- TASK TO COMPLETE: State the number of lines that include the string "Contract", and write nothing else.

- RECORDS SUPPLIED:
#####

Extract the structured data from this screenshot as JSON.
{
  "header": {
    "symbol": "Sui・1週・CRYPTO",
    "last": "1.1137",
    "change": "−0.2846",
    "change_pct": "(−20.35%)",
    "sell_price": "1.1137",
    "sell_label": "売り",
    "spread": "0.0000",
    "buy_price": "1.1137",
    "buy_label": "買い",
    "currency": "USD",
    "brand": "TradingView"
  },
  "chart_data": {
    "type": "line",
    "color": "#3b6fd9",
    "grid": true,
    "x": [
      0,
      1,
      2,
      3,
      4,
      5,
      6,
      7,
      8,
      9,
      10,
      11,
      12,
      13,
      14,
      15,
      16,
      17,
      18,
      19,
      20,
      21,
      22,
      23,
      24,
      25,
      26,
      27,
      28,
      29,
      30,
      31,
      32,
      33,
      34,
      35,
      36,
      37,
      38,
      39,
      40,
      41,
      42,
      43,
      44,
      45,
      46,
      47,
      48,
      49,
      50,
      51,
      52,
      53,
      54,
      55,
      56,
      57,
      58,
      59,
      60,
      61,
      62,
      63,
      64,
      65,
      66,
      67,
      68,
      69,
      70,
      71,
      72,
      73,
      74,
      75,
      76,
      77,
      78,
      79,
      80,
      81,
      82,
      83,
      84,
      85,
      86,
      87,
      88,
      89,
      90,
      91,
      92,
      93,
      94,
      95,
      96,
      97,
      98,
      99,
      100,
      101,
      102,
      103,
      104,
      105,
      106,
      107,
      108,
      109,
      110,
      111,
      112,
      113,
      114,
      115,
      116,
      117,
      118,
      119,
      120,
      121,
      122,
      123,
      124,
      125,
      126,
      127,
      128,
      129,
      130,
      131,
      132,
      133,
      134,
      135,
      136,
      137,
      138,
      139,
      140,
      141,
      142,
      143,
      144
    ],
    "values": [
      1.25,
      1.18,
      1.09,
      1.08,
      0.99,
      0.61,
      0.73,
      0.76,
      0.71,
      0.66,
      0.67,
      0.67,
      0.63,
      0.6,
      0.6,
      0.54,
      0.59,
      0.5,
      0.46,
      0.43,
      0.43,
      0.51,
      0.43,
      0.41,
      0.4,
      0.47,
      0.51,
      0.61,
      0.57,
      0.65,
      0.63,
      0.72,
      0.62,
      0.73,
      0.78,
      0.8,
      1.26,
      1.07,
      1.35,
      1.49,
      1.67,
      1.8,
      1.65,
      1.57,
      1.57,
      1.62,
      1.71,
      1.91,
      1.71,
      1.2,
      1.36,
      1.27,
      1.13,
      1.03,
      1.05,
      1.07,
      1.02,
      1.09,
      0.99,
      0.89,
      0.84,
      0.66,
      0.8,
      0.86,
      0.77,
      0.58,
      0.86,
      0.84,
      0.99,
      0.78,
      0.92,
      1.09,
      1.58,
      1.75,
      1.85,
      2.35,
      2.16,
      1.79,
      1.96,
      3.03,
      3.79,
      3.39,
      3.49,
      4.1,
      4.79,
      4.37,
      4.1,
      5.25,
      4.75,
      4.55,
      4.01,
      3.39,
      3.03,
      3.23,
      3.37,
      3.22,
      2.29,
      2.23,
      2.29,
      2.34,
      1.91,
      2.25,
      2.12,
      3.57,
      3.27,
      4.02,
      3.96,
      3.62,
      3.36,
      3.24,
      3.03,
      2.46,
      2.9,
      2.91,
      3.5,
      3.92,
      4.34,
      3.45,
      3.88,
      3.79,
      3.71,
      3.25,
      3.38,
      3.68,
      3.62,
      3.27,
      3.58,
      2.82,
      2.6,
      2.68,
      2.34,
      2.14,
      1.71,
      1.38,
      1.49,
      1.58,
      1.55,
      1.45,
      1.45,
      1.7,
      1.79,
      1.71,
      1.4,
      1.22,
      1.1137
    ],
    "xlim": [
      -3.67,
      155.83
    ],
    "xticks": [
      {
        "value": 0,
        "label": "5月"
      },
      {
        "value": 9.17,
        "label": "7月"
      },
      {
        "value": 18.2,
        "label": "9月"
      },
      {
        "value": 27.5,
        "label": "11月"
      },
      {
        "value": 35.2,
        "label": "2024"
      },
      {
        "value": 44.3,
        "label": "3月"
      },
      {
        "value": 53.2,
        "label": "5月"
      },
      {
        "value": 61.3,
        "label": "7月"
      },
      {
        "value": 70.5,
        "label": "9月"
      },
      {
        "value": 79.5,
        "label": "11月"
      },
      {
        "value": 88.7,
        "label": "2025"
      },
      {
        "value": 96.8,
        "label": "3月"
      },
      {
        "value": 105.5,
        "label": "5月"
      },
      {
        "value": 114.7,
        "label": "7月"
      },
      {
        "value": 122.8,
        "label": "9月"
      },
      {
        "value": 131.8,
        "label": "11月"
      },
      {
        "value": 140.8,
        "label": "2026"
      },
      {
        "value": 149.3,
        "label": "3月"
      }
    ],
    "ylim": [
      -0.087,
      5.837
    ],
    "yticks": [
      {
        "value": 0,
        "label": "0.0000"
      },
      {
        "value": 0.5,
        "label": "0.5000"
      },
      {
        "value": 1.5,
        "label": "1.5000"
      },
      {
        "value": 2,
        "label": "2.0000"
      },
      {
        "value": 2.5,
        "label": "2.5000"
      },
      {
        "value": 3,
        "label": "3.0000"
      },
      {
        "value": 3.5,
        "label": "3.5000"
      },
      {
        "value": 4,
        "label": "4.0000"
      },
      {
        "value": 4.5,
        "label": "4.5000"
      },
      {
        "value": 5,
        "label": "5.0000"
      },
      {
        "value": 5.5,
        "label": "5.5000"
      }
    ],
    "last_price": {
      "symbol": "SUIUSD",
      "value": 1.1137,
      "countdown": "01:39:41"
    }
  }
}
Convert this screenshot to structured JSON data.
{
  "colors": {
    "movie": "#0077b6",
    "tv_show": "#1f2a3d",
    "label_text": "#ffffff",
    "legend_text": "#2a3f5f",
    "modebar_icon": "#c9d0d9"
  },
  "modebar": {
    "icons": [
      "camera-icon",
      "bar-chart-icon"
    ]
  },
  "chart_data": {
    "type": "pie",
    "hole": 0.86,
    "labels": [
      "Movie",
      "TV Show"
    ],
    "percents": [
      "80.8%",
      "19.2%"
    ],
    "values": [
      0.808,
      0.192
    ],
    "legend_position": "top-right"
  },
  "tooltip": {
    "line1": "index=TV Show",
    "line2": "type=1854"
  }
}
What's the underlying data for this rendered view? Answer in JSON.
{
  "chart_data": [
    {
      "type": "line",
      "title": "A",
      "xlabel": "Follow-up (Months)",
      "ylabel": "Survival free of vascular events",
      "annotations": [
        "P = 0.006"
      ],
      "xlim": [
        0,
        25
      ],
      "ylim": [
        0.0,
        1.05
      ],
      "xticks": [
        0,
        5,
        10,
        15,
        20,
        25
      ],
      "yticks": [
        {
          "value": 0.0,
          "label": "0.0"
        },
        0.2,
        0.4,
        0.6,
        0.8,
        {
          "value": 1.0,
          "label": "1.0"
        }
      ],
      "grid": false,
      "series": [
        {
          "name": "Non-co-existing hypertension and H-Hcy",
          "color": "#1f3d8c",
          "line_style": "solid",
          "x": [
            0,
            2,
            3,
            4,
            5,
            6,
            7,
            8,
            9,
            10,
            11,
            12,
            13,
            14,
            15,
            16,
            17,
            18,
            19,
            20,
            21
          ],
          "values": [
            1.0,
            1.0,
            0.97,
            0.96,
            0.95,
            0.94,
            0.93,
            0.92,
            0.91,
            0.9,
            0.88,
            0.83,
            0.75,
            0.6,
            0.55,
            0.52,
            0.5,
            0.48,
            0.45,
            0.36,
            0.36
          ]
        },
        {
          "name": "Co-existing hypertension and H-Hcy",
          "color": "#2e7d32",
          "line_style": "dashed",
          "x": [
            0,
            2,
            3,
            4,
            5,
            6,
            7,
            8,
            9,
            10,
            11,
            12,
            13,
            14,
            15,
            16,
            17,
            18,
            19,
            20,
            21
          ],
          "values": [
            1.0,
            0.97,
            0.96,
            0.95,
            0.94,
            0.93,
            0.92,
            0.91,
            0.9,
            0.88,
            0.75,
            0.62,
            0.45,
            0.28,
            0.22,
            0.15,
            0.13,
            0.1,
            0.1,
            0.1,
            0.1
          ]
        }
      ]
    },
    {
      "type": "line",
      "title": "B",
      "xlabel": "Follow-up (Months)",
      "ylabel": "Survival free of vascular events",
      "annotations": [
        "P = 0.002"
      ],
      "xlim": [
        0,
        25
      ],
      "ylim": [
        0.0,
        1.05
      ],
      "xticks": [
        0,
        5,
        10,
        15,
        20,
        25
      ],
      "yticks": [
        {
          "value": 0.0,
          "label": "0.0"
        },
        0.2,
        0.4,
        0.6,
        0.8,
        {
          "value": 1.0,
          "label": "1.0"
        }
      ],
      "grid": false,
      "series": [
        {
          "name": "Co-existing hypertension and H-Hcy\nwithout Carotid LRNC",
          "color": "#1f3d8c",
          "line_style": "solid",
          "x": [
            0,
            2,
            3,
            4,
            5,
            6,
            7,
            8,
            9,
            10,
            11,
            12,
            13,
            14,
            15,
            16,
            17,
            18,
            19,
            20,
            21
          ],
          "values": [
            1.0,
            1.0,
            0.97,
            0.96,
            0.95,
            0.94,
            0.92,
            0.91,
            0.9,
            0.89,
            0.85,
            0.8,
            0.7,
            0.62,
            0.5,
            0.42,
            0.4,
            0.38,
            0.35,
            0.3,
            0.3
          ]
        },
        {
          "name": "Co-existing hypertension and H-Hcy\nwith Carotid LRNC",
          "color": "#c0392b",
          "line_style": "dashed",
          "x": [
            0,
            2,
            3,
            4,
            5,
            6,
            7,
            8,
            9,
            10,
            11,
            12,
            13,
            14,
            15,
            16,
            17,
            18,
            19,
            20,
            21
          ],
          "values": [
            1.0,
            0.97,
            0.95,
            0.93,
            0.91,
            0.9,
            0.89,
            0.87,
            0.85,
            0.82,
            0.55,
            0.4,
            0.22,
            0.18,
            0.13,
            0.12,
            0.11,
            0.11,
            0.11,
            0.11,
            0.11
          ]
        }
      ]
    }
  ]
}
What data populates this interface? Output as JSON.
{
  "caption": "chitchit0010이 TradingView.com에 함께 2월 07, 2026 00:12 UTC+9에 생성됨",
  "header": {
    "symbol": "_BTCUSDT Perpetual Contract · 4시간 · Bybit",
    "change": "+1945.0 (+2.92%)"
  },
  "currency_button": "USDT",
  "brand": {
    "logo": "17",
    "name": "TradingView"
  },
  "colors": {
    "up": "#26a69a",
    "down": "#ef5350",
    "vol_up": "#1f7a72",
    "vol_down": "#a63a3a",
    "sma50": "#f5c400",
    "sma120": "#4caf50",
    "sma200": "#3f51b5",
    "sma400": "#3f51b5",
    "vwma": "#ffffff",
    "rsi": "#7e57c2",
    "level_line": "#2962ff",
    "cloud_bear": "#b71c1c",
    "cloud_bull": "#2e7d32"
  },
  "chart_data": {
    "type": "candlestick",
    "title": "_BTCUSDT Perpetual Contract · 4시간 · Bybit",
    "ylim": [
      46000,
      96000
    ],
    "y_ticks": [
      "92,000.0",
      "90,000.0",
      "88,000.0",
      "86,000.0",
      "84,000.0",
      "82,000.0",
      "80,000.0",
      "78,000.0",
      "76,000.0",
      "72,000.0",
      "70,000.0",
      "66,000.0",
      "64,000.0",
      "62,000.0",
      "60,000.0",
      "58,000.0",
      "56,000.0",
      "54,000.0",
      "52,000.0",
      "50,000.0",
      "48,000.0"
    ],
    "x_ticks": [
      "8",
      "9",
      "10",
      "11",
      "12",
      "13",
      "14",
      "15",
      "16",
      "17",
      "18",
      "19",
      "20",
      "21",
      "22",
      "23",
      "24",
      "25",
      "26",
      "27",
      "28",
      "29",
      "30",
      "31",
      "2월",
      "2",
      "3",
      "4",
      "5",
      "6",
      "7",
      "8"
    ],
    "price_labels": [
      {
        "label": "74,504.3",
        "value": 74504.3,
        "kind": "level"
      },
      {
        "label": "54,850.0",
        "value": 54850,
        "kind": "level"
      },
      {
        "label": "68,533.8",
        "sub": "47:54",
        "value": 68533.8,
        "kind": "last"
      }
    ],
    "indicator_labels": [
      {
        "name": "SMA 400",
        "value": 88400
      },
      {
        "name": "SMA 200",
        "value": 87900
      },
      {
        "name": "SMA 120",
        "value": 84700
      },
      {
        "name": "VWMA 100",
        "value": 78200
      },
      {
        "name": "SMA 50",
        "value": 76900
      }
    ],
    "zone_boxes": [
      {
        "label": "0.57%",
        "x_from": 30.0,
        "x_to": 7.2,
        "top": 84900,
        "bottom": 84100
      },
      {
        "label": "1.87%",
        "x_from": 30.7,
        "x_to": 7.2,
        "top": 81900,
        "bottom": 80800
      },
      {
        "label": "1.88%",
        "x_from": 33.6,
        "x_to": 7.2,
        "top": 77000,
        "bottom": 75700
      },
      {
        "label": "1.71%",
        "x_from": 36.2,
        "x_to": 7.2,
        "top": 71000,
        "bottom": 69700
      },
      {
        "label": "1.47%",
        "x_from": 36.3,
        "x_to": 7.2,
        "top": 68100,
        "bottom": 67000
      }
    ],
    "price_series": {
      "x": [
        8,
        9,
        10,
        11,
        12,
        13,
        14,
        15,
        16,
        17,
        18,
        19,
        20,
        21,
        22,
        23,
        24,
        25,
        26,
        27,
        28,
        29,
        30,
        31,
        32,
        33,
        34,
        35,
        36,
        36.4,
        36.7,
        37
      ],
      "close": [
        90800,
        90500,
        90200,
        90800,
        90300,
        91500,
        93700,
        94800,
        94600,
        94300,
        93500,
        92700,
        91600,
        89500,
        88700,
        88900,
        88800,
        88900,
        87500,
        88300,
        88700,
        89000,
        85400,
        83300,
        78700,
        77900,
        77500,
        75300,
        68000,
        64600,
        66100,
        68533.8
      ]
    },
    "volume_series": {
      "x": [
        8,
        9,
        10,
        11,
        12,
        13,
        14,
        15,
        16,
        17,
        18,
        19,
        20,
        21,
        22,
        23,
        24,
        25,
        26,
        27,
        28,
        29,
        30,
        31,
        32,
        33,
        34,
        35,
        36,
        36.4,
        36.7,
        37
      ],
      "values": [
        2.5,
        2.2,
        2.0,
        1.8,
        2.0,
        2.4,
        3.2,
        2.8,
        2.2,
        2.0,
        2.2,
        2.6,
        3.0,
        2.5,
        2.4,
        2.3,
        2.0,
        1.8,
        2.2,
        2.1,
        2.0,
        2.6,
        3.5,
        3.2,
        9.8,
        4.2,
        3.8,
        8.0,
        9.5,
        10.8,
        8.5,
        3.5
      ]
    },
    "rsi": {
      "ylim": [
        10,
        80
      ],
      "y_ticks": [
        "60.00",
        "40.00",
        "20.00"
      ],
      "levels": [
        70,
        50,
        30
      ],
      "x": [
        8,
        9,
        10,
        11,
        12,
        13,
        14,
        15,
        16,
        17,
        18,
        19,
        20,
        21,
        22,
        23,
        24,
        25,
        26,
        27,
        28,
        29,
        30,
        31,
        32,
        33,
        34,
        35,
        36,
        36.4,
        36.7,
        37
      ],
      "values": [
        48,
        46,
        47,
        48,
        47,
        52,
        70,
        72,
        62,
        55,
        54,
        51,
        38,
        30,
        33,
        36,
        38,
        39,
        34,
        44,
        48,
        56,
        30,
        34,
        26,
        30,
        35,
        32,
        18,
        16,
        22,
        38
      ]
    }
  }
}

#####

- THE RESULT: 2